Aim of the exercise -> Count every line of these entries that holds the word "development", and reply with the number only.

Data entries

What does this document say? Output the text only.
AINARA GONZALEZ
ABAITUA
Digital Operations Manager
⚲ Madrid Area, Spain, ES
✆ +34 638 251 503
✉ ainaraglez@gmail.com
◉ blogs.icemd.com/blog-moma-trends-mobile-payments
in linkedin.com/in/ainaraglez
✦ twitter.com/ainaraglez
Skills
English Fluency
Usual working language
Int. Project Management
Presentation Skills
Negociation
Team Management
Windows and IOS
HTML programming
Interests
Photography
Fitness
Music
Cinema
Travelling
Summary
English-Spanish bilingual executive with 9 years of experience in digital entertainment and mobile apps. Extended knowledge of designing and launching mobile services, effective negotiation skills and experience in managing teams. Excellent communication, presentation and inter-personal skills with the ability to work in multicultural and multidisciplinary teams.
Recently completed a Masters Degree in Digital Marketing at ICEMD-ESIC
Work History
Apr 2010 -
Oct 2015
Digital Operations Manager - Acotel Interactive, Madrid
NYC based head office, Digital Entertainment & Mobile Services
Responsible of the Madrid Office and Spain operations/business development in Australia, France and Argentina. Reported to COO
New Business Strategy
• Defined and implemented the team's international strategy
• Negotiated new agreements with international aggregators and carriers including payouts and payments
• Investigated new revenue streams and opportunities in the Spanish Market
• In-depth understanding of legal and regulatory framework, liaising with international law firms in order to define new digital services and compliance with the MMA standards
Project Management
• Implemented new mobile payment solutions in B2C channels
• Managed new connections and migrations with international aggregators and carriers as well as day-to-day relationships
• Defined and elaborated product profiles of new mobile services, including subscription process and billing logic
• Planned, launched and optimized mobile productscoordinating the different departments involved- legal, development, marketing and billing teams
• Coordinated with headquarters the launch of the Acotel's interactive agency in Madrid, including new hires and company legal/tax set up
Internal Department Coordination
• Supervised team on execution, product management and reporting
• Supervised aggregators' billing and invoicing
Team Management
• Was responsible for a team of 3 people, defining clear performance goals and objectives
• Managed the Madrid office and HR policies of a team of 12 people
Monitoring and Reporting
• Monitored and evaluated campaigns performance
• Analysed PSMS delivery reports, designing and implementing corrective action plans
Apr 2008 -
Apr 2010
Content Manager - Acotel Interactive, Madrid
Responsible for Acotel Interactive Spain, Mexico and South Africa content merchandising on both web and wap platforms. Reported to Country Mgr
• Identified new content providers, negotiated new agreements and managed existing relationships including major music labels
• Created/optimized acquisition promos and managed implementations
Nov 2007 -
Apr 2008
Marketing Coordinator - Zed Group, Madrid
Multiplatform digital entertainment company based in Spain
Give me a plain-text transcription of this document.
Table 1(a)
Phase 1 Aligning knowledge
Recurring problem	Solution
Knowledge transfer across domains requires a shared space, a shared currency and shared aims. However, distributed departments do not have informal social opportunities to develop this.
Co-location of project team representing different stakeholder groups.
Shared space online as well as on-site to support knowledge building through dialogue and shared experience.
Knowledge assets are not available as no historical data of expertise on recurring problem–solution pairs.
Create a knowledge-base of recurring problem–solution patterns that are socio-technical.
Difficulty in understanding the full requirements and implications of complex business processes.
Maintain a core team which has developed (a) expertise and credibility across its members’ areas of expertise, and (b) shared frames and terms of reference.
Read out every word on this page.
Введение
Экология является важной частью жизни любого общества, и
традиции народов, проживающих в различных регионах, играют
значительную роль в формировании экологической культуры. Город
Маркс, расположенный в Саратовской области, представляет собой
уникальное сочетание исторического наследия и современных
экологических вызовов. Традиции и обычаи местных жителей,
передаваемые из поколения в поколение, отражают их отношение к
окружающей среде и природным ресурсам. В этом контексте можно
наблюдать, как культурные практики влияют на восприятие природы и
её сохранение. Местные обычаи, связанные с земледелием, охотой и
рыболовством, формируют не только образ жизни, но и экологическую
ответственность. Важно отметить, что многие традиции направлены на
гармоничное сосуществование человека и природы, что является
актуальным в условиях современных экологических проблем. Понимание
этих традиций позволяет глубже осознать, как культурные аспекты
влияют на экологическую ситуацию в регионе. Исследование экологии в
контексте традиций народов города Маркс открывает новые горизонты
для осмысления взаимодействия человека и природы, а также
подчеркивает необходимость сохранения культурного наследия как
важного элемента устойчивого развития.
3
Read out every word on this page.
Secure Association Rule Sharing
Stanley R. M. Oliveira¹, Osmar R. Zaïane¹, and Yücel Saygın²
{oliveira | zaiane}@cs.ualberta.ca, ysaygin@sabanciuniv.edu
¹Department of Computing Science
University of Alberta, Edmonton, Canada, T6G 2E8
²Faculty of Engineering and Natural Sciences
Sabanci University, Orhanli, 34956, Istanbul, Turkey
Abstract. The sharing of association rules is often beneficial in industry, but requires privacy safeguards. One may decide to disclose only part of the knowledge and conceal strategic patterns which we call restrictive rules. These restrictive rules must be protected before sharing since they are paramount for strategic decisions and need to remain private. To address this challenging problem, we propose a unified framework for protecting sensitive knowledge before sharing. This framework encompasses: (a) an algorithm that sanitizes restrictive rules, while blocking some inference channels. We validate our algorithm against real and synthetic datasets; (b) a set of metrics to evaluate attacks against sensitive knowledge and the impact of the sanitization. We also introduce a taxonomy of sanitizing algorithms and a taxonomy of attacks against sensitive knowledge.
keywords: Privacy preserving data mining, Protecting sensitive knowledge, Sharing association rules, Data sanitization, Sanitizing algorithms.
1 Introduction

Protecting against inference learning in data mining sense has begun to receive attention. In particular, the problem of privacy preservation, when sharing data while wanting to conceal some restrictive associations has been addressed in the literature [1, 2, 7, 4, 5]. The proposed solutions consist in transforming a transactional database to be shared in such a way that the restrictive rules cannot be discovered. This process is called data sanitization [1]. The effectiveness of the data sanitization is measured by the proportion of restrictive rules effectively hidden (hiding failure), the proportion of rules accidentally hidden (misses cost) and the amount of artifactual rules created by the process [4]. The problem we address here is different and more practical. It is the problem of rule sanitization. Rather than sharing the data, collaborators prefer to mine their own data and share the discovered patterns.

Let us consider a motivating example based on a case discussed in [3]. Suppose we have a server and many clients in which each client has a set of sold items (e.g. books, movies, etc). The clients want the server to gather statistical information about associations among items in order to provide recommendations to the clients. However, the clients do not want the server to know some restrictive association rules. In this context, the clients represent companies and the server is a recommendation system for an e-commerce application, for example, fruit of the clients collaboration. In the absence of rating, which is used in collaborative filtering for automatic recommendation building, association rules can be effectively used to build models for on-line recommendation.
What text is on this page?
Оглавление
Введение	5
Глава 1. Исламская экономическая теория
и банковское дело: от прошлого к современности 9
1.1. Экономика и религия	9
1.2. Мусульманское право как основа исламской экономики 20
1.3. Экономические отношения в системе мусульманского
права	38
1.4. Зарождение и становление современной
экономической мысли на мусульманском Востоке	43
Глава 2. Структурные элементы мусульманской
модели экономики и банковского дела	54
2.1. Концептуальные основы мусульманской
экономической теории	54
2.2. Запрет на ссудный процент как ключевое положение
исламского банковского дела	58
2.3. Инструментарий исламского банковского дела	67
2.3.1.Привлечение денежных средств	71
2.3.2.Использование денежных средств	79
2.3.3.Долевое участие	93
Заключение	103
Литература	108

Written response -> 2